=== Texte à lire ===

Source : Reporterre
Coupes rases, usines à bois,
disparition des emplois et des savoir-faire… la forêt subit les mêmes
dérives industrielles que l’agriculture. Dans la Drôme, un collectif a
créé une Amap qui montre qu’une autre forêt est possible.
Crest (Drôme), reportage
La nuit de janvier est fraîche. À l’intérieur de la maison, le bois crépite et les flammes dansent dans le poêle. Au coin du feu, Camille se réchauffe les mains. « La moitié du département est boisée. Pourtant, 80 % du bois qu’on brûle vient d’autres régions. » La jeune femme se lève, apporte une nouvelle bûche. « C’est aberrant ! On possède la ressource mais nous n’avons aucune autonomie énergétique. » Ce constat l’a poussée à l’action. Avec une vingtaine de familles, Camille a décidé de transposer à la sylviculture le modèle des associations pour le maintien d’une agriculture paysanne (Amap) qui produisent des fruits et des légumes. Camille s’approvisionne désormais en bois de chauffage issu de forêts situées à moins de 35 kilomètres de chez elle auprès de l’Amap formée en une association appelée Dryade, comme la nymphe protectrice de la forêt dans la mythologie grecque.

===

» **Consigne 1**
Selon le texte à lire, quelle proportion du bois brûlé dans le département provient d'autres régions ?
» **Consigne 2**
Mettez à jour le texte à lire de « Source : Reporterre » à « forêt est possible. » en remplaçant « collectif » par « groupe ».

=== Les items ===

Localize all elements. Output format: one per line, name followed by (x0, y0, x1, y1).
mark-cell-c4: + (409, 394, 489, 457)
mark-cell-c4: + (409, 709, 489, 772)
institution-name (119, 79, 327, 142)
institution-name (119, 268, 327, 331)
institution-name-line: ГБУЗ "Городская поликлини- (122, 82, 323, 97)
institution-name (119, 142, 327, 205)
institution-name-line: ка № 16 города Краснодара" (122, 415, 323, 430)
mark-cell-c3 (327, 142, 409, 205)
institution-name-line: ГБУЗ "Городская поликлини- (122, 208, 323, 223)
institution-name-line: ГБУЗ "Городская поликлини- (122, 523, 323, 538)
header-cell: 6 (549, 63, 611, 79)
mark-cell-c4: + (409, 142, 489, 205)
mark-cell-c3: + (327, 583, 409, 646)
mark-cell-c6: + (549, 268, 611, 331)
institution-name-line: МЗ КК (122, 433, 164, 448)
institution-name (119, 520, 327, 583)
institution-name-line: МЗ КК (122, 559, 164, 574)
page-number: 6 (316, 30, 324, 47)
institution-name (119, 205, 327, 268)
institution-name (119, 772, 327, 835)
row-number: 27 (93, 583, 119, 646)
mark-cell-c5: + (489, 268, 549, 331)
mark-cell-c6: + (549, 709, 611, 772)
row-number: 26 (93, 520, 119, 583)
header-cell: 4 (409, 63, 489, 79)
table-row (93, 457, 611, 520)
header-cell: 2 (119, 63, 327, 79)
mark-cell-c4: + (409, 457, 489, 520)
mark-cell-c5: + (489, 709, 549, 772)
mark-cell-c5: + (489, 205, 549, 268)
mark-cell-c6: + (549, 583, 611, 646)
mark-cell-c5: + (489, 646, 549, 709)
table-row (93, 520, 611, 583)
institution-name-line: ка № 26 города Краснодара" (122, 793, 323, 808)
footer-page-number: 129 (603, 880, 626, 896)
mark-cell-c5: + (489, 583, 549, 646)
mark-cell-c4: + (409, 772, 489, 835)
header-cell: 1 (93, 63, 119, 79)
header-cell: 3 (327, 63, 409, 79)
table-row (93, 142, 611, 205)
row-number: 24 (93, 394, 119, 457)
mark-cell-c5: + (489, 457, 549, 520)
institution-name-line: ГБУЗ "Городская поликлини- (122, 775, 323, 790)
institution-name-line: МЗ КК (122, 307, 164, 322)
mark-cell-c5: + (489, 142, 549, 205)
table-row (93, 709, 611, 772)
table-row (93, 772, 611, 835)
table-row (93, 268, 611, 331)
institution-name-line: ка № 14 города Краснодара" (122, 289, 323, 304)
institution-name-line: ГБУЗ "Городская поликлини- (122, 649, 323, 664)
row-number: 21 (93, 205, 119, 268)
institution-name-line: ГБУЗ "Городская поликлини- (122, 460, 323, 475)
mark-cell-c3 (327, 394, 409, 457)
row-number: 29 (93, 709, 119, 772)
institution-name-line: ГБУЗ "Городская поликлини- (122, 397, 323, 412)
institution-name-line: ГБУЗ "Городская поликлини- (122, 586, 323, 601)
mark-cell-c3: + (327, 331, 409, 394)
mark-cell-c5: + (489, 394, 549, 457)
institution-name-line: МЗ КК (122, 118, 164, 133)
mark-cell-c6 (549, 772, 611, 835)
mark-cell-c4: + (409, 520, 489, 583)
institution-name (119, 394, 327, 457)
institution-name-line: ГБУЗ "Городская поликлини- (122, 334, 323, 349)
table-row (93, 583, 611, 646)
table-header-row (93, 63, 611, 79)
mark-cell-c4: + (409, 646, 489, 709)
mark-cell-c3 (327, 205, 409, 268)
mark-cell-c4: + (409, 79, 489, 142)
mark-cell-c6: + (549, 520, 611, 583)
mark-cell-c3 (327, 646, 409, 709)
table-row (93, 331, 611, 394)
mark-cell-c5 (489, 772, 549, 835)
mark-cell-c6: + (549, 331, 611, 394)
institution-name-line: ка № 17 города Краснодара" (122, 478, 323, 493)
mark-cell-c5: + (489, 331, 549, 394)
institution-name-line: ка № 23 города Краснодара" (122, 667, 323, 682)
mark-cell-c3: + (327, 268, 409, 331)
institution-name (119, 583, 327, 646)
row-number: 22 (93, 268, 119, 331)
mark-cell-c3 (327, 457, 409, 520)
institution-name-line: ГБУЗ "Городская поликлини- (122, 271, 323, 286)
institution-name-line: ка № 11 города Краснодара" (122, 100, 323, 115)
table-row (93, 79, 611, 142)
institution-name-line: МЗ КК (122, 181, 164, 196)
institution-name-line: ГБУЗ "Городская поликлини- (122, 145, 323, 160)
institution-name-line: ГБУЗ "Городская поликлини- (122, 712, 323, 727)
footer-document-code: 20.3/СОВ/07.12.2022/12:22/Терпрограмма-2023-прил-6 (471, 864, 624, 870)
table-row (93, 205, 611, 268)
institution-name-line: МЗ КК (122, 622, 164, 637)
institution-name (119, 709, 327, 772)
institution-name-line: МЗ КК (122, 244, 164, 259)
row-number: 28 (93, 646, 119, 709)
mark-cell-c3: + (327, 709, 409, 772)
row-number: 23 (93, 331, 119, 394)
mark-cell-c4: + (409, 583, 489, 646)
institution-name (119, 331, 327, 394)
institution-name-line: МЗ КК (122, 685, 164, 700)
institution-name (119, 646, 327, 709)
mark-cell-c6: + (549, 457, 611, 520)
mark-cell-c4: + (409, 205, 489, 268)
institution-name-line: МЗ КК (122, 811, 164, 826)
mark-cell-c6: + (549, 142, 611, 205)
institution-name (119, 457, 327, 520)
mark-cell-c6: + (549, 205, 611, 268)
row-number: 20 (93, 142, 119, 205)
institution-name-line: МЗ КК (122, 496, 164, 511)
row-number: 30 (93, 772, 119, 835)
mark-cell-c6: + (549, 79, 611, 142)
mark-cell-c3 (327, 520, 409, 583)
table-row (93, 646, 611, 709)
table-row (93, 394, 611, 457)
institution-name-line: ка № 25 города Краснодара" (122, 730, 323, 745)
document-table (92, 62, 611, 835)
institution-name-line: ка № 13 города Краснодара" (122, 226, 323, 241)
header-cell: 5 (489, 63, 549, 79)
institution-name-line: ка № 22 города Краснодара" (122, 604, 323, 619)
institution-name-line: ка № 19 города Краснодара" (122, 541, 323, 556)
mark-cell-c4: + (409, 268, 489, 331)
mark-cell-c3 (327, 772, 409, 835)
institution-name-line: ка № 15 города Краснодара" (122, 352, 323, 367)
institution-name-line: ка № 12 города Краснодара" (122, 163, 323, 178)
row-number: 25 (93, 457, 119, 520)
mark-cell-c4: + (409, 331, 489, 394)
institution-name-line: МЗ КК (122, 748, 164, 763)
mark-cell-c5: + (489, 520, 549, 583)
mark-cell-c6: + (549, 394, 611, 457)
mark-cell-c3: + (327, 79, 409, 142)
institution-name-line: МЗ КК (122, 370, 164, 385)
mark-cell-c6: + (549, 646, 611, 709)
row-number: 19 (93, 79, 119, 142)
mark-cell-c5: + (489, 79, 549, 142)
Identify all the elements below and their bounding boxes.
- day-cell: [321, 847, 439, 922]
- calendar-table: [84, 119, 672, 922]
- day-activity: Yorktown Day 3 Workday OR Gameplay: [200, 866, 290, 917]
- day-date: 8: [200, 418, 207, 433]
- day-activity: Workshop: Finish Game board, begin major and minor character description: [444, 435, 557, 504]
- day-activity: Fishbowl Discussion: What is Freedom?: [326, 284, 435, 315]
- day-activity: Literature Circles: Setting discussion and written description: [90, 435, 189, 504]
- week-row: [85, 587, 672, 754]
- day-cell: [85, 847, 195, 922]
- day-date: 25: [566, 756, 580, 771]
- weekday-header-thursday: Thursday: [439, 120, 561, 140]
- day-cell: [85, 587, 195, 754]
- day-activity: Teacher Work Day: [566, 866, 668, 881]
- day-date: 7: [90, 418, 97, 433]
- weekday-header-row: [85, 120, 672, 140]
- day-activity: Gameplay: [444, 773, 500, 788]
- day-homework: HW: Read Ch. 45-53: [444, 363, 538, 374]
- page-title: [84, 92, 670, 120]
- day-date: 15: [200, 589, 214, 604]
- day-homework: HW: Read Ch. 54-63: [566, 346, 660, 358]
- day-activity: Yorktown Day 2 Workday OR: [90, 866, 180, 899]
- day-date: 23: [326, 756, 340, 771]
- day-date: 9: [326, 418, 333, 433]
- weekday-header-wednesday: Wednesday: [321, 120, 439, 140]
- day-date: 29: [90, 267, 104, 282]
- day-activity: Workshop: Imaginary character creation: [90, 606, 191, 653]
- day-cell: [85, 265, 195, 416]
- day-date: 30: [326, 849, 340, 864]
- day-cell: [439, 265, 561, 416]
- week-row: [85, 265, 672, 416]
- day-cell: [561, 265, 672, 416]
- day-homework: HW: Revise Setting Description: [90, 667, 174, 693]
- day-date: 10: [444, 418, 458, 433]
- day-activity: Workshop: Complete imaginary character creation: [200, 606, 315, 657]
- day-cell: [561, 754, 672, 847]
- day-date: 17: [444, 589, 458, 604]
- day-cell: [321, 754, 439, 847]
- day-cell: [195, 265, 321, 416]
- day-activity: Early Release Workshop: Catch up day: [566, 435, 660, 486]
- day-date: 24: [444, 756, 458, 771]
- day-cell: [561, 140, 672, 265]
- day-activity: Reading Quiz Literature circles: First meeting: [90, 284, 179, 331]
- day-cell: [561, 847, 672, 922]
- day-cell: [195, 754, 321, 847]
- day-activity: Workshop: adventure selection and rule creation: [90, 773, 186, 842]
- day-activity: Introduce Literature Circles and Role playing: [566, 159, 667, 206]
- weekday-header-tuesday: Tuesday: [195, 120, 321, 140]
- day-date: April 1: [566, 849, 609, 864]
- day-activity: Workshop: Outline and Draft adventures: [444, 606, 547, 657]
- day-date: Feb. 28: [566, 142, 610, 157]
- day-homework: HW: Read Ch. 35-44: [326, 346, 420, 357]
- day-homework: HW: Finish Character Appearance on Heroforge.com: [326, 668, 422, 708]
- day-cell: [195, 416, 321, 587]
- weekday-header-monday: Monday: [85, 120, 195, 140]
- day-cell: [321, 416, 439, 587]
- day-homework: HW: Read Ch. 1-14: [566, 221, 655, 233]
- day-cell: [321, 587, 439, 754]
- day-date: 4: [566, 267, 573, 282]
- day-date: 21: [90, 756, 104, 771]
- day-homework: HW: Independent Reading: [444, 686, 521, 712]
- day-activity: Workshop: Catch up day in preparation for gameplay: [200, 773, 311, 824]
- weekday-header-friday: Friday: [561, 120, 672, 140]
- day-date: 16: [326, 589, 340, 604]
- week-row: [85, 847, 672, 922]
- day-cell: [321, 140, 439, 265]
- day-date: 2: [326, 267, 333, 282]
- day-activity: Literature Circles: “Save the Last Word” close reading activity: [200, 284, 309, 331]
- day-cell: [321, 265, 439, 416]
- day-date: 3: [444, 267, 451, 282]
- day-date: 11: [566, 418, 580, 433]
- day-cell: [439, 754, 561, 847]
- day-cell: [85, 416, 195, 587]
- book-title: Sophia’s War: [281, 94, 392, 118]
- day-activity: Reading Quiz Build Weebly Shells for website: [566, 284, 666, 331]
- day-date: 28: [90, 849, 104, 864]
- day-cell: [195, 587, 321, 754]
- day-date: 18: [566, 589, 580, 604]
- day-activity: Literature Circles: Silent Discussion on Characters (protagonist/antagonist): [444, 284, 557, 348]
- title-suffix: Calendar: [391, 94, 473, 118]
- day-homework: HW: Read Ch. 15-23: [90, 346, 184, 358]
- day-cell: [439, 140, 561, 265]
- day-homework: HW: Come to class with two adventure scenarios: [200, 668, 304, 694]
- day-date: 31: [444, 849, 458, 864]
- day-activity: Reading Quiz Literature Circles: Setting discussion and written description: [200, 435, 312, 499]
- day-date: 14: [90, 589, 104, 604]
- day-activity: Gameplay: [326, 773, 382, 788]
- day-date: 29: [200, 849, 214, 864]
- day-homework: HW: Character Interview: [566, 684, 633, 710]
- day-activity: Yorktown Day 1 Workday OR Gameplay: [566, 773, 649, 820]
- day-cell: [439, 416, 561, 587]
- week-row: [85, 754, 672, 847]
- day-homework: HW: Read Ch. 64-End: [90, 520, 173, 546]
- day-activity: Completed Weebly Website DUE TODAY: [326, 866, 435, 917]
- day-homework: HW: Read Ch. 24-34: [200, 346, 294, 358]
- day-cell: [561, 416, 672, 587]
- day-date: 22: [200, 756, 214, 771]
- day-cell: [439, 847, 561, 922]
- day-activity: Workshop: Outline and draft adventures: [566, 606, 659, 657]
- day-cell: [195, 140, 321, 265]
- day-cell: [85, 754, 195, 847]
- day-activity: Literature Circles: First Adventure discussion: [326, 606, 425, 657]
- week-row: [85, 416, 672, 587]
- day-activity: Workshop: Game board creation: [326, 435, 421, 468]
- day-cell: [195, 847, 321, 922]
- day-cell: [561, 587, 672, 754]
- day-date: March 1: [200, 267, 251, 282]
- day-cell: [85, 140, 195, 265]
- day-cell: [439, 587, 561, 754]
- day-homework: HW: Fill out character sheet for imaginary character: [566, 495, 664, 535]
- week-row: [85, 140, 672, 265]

===

» **Corrigé 1**
80 % du bois brûlé provient d'autres régions.

» **Corrigé 2**
Source : Reporterre
Coupes rases, usines à bois,
disparition des emplois et des savoir-faire… la forêt subit les mêmes
dérives industrielles que l’agriculture. Dans la Drôme, un groupe a
créé une Amap qui montre qu’une autre forêt est possible.